Records contained in a dataset
------------------------
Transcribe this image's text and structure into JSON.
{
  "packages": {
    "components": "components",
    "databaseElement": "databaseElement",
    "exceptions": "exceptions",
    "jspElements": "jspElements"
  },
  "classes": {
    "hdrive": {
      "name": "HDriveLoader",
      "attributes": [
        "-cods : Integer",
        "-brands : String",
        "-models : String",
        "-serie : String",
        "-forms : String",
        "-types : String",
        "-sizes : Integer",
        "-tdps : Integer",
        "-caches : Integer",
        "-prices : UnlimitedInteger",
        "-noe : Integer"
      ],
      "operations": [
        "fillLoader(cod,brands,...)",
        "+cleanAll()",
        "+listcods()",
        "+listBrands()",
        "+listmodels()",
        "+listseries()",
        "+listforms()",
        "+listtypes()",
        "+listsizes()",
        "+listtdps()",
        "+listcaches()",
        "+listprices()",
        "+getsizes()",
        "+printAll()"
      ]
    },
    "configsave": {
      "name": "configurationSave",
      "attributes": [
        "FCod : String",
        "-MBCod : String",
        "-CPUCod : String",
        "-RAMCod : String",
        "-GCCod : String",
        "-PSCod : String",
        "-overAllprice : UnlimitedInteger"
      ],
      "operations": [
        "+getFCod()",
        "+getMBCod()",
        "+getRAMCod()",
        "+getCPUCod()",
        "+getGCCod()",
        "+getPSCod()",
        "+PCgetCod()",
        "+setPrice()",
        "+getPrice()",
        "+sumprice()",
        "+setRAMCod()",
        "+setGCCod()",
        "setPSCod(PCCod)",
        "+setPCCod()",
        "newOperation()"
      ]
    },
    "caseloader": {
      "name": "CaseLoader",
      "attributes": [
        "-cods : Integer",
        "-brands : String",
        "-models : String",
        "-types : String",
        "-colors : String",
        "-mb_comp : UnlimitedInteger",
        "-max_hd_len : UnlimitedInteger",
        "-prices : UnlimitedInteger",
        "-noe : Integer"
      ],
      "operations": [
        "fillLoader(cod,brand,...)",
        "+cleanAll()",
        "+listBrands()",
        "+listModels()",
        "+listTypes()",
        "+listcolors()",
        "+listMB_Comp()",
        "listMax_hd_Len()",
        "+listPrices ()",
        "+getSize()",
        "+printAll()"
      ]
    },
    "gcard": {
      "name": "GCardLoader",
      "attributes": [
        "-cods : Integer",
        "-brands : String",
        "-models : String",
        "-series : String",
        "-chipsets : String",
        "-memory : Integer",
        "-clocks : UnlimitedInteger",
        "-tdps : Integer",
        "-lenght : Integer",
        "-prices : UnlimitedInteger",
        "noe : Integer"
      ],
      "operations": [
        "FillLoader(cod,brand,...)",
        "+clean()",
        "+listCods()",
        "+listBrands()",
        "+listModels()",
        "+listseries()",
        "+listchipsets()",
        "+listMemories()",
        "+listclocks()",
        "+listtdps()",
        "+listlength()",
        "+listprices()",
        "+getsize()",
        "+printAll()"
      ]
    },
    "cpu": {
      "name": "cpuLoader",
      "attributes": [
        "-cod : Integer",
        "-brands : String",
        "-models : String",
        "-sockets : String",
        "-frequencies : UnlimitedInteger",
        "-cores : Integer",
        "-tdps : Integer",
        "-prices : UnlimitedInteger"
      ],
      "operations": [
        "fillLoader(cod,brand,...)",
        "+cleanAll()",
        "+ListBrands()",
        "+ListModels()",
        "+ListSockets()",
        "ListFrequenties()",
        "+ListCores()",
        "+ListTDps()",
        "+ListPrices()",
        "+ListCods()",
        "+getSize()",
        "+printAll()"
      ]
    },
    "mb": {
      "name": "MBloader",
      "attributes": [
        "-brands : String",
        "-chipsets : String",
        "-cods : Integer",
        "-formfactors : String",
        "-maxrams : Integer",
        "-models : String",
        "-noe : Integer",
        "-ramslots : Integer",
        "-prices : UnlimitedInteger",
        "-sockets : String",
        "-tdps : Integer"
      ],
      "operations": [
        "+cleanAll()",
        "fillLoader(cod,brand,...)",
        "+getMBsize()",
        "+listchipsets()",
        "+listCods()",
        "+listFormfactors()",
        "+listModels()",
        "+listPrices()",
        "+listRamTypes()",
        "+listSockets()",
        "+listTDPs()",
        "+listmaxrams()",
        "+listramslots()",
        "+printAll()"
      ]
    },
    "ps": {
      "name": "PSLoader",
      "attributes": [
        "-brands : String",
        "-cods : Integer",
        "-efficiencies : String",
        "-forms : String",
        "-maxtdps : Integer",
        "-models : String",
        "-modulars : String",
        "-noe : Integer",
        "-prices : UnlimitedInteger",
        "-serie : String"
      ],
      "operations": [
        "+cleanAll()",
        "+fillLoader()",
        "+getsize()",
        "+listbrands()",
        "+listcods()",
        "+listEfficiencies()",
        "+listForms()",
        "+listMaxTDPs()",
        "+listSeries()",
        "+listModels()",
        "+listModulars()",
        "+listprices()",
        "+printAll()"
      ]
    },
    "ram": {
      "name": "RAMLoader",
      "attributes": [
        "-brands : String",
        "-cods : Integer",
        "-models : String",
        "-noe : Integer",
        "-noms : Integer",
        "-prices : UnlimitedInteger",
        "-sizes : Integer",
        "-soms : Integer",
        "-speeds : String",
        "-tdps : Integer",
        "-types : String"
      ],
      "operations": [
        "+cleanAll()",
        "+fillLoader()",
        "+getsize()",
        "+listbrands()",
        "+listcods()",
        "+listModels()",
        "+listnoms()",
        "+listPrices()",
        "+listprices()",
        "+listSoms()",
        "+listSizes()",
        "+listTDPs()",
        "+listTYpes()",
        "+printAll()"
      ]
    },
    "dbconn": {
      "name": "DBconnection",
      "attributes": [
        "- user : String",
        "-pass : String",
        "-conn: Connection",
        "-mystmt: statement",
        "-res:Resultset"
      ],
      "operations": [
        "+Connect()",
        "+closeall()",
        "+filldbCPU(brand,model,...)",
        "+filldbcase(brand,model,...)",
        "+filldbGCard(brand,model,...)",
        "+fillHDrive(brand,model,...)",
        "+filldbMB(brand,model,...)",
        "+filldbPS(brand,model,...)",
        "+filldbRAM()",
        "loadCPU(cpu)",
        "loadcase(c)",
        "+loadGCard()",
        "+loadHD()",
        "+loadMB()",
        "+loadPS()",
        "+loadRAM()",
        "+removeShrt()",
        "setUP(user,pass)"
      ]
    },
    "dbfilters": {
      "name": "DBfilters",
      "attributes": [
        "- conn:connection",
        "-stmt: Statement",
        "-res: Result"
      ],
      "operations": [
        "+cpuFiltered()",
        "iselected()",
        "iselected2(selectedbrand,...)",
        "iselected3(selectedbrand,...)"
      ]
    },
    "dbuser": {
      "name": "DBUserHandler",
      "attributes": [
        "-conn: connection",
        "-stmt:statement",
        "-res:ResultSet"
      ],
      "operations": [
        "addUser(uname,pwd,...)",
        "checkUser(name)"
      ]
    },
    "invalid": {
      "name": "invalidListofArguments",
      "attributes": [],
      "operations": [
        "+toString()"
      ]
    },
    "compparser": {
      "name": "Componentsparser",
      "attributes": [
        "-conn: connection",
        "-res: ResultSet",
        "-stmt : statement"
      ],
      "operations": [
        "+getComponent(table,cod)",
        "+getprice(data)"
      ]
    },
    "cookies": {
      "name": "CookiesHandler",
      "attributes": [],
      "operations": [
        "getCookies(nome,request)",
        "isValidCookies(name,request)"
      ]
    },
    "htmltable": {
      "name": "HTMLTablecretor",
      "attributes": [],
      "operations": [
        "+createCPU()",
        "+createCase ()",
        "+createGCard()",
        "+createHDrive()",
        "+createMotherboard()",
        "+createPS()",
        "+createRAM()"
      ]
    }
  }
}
------------------------
Problem statement:
Copy the entries above exactly, leaving none out.

Final result:
Transcribe this image's text and structure into JSON.
{
  "packages": {
    "components": "components",
    "databaseElement": "databaseElement",
    "exceptions": "exceptions",
    "jspElements": "jspElements"
  },
  "classes": {
    "hdrive": {
      "name": "HDriveLoader",
      "attributes": [
        "-cods : Integer",
        "-brands : String",
        "-models : String",
        "-serie : String",
        "-forms : String",
        "-types : String",
        "-sizes : Integer",
        "-tdps : Integer",
        "-caches : Integer",
        "-prices : UnlimitedInteger",
        "-noe : Integer"
      ],
      "operations": [
        "fillLoader(cod,brands,...)",
        "+cleanAll()",
        "+listcods()",
        "+listBrands()",
        "+listmodels()",
        "+listseries()",
        "+listforms()",
        "+listtypes()",
        "+listsizes()",
        "+listtdps()",
        "+listcaches()",
        "+listprices()",
        "+getsizes()",
        "+printAll()"
      ]
    },
    "configsave": {
      "name": "configurationSave",
      "attributes": [
        "FCod : String",
        "-MBCod : String",
        "-CPUCod : String",
        "-RAMCod : String",
        "-GCCod : String",
        "-PSCod : String",
        "-overAllprice : UnlimitedInteger"
      ],
      "operations": [
        "+getFCod()",
        "+getMBCod()",
        "+getRAMCod()",
        "+getCPUCod()",
        "+getGCCod()",
        "+getPSCod()",
        "+PCgetCod()",
        "+setPrice()",
        "+getPrice()",
        "+sumprice()",
        "+setRAMCod()",
        "+setGCCod()",
        "setPSCod(PCCod)",
        "+setPCCod()",
        "newOperation()"
      ]
    },
    "caseloader": {
      "name": "CaseLoader",
      "attributes": [
        "-cods : Integer",
        "-brands : String",
        "-models : String",
        "-types : String",
        "-colors : String",
        "-mb_comp : UnlimitedInteger",
        "-max_hd_len : UnlimitedInteger",
        "-prices : UnlimitedInteger",
        "-noe : Integer"
      ],
      "operations": [
        "fillLoader(cod,brand,...)",
        "+cleanAll()",
        "+listBrands()",
        "+listModels()",
        "+listTypes()",
        "+listcolors()",
        "+listMB_Comp()",
        "listMax_hd_Len()",
        "+listPrices ()",
        "+getSize()",
        "+printAll()"
      ]
    },
    "gcard": {
      "name": "GCardLoader",
      "attributes": [
        "-cods : Integer",
        "-brands : String",
        "-models : String",
        "-series : String",
        "-chipsets : String",
        "-memory : Integer",
        "-clocks : UnlimitedInteger",
        "-tdps : Integer",
        "-lenght : Integer",
        "-prices : UnlimitedInteger",
        "noe : Integer"
      ],
      "operations": [
        "FillLoader(cod,brand,...)",
        "+clean()",
        "+listCods()",
        "+listBrands()",
        "+listModels()",
        "+listseries()",
        "+listchipsets()",
        "+listMemories()",
        "+listclocks()",
        "+listtdps()",
        "+listlength()",
        "+listprices()",
        "+getsize()",
        "+printAll()"
      ]
    },
    "cpu": {
      "name": "cpuLoader",
      "attributes": [
        "-cod : Integer",
        "-brands : String",
        "-models : String",
        "-sockets : String",
        "-frequencies : UnlimitedInteger",
        "-cores : Integer",
        "-tdps : Integer",
        "-prices : UnlimitedInteger"
      ],
      "operations": [
        "fillLoader(cod,brand,...)",
        "+cleanAll()",
        "+ListBrands()",
        "+ListModels()",
        "+ListSockets()",
        "ListFrequenties()",
        "+ListCores()",
        "+ListTDps()",
        "+ListPrices()",
        "+ListCods()",
        "+getSize()",
        "+printAll()"
      ]
    },
    "mb": {
      "name": "MBloader",
      "attributes": [
        "-brands : String",
        "-chipsets : String",
        "-cods : Integer",
        "-formfactors : String",
        "-maxrams : Integer",
        "-models : String",
        "-noe : Integer",
        "-ramslots : Integer",
        "-prices : UnlimitedInteger",
        "-sockets : String",
        "-tdps : Integer"
      ],
      "operations": [
        "+cleanAll()",
        "fillLoader(cod,brand,...)",
        "+getMBsize()",
        "+listchipsets()",
        "+listCods()",
        "+listFormfactors()",
        "+listModels()",
        "+listPrices()",
        "+listRamTypes()",
        "+listSockets()",
        "+listTDPs()",
        "+listmaxrams()",
        "+listramslots()",
        "+printAll()"
      ]
    },
    "ps": {
      "name": "PSLoader",
      "attributes": [
        "-brands : String",
        "-cods : Integer",
        "-efficiencies : String",
        "-forms : String",
        "-maxtdps : Integer",
        "-models : String",
        "-modulars : String",
        "-noe : Integer",
        "-prices : UnlimitedInteger",
        "-serie : String"
      ],
      "operations": [
        "+cleanAll()",
        "+fillLoader()",
        "+getsize()",
        "+listbrands()",
        "+listcods()",
        "+listEfficiencies()",
        "+listForms()",
        "+listMaxTDPs()",
        "+listSeries()",
        "+listModels()",
        "+listModulars()",
        "+listprices()",
        "+printAll()"
      ]
    },
    "ram": {
      "name": "RAMLoader",
      "attributes": [
        "-brands : String",
        "-cods : Integer",
        "-models : String",
        "-noe : Integer",
        "-noms : Integer",
        "-prices : UnlimitedInteger",
        "-sizes : Integer",
        "-soms : Integer",
        "-speeds : String",
        "-tdps : Integer",
        "-types : String"
      ],
      "operations": [
        "+cleanAll()",
        "+fillLoader()",
        "+getsize()",
        "+listbrands()",
        "+listcods()",
        "+listModels()",
        "+listnoms()",
        "+listPrices()",
        "+listprices()",
        "+listSoms()",
        "+listSizes()",
        "+listTDPs()",
        "+listTYpes()",
        "+printAll()"
      ]
    },
    "dbconn": {
      "name": "DBconnection",
      "attributes": [
        "- user : String",
        "-pass : String",
        "-conn: Connection",
        "-mystmt: statement",
        "-res:Resultset"
      ],
      "operations": [
        "+Connect()",
        "+closeall()",
        "+filldbCPU(brand,model,...)",
        "+filldbcase(brand,model,...)",
        "+filldbGCard(brand,model,...)",
        "+fillHDrive(brand,model,...)",
        "+filldbMB(brand,model,...)",
        "+filldbPS(brand,model,...)",
        "+filldbRAM()",
        "loadCPU(cpu)",
        "loadcase(c)",
        "+loadGCard()",
        "+loadHD()",
        "+loadMB()",
        "+loadPS()",
        "+loadRAM()",
        "+removeShrt()",
        "setUP(user,pass)"
      ]
    },
    "dbfilters": {
      "name": "DBfilters",
      "attributes": [
        "- conn:connection",
        "-stmt: Statement",
        "-res: Result"
      ],
      "operations": [
        "+cpuFiltered()",
        "iselected()",
        "iselected2(selectedbrand,...)",
        "iselected3(selectedbrand,...)"
      ]
    },
    "dbuser": {
      "name": "DBUserHandler",
      "attributes": [
        "-conn: connection",
        "-stmt:statement",
        "-res:ResultSet"
      ],
      "operations": [
        "addUser(uname,pwd,...)",
        "checkUser(name)"
      ]
    },
    "invalid": {
      "name": "invalidListofArguments",
      "attributes": [],
      "operations": [
        "+toString()"
      ]
    },
    "compparser": {
      "name": "Componentsparser",
      "attributes": [
        "-conn: connection",
        "-res: ResultSet",
        "-stmt : statement"
      ],
      "operations": [
        "+getComponent(table,cod)",
        "+getprice(data)"
      ]
    },
    "cookies": {
      "name": "CookiesHandler",
      "attributes": [],
      "operations": [
        "getCookies(nome,request)",
        "isValidCookies(name,request)"
      ]
    },
    "htmltable": {
      "name": "HTMLTablecretor",
      "attributes": [],
      "operations": [
        "+createCPU()",
        "+createCase ()",
        "+createGCard()",
        "+createHDrive()",
        "+createMotherboard()",
        "+createPS()",
        "+createRAM()"
      ]
    }
  }
}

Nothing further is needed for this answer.